= Task goal =
Look through the data below. Show each line where the string "clase" occurs.

= Data supplied =
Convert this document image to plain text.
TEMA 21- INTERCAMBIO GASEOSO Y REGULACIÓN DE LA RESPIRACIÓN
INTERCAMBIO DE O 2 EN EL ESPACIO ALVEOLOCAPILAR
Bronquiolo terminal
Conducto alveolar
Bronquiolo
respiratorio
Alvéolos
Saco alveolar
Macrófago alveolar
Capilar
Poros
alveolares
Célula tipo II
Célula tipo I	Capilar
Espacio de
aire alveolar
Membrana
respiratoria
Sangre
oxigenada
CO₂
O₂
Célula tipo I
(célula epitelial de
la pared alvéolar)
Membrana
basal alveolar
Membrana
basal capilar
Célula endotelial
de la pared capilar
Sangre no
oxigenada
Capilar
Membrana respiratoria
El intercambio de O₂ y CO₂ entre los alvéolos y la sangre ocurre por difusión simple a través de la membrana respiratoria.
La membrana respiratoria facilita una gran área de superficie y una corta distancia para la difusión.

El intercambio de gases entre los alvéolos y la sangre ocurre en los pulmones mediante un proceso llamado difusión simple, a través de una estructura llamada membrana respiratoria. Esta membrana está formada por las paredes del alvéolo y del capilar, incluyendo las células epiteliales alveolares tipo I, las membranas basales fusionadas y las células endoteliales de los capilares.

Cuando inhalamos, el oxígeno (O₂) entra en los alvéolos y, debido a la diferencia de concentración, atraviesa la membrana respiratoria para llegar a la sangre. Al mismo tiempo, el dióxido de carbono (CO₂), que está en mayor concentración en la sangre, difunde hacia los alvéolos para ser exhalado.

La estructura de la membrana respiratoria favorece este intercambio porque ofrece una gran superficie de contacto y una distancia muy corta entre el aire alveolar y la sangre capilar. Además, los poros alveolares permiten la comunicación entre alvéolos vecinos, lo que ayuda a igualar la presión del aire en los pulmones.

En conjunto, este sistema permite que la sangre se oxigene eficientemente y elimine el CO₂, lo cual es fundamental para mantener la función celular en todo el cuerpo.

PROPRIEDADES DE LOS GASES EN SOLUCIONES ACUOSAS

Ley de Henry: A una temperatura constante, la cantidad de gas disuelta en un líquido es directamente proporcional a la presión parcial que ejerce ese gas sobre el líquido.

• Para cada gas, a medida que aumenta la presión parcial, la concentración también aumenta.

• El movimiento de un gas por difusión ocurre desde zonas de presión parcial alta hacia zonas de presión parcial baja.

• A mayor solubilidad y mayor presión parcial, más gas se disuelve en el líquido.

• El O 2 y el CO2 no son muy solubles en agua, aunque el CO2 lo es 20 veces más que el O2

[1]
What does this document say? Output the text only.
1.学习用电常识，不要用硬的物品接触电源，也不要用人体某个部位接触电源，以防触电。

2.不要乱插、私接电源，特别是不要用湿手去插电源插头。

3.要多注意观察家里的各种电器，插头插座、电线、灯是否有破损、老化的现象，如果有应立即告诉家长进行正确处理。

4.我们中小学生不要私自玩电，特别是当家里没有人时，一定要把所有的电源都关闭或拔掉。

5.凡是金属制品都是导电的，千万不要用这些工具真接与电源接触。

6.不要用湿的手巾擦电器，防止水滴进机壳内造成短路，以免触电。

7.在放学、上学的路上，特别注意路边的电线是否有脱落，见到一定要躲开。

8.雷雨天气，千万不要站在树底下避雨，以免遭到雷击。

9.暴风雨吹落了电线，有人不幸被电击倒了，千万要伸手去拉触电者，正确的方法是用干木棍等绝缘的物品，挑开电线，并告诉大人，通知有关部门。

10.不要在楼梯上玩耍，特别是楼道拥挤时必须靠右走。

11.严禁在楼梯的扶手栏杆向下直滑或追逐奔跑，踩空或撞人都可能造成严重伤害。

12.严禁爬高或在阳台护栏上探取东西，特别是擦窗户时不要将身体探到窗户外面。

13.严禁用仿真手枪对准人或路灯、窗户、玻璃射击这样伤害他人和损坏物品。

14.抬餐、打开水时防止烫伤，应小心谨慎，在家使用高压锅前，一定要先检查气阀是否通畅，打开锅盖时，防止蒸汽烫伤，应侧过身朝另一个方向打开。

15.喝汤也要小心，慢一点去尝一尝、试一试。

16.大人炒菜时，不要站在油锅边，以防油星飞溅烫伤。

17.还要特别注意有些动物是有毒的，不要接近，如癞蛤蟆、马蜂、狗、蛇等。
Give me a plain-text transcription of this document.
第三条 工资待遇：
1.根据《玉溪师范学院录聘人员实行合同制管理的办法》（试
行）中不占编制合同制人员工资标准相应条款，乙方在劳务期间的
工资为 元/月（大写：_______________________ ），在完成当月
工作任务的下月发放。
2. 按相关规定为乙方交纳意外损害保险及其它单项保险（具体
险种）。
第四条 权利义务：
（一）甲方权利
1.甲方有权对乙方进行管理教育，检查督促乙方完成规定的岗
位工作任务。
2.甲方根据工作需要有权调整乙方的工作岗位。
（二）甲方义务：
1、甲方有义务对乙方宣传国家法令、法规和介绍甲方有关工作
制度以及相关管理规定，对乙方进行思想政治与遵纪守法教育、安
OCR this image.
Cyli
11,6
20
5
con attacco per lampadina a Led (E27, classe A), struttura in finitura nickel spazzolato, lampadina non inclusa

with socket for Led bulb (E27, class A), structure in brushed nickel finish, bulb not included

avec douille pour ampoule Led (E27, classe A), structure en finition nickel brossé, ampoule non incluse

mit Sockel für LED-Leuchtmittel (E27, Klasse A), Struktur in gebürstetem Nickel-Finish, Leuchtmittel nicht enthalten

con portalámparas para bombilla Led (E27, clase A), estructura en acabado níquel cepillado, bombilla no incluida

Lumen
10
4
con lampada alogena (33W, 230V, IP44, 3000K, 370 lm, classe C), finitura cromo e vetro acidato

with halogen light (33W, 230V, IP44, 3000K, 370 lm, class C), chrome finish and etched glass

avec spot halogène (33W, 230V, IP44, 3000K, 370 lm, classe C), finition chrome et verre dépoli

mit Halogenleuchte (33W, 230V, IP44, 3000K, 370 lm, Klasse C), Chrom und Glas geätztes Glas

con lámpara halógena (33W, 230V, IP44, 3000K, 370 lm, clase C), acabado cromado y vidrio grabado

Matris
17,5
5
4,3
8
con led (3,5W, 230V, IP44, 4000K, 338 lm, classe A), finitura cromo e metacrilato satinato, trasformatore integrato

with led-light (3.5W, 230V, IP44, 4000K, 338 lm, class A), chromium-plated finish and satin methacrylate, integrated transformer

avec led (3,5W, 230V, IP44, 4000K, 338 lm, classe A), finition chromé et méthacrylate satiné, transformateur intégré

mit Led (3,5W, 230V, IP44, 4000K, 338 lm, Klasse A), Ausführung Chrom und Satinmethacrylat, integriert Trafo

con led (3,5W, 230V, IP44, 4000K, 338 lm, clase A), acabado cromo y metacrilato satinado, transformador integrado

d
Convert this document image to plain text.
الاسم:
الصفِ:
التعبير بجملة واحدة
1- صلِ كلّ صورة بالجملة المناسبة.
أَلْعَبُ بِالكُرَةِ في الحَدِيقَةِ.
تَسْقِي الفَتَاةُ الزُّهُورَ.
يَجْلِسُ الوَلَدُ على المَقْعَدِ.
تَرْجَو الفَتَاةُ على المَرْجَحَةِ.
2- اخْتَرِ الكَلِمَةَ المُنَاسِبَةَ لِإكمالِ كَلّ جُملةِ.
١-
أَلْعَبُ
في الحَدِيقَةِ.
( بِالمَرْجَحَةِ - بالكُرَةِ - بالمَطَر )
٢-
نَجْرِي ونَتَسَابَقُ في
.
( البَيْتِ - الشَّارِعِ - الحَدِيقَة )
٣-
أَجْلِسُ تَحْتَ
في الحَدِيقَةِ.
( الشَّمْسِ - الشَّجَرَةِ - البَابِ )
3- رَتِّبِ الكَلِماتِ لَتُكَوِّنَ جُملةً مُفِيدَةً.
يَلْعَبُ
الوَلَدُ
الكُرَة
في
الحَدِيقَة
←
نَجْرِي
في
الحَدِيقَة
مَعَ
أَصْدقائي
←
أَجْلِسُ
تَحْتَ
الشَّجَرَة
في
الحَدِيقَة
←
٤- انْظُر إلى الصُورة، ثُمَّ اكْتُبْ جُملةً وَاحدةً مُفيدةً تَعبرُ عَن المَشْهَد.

= Expected answer =
con portalámparas para bombilla Led (E27, clase A), estructura en acabado níquel cepillado, bombilla no incluida
con lámpara halógena (33W, 230V, IP44, 3000K, 370 lm, clase C), acabado cromado y vidrio grabado
con led (3,5W, 230V, IP44, 4000K, 338 lm, clase A), acabado cromo y metacrilato satinado, transformador integrado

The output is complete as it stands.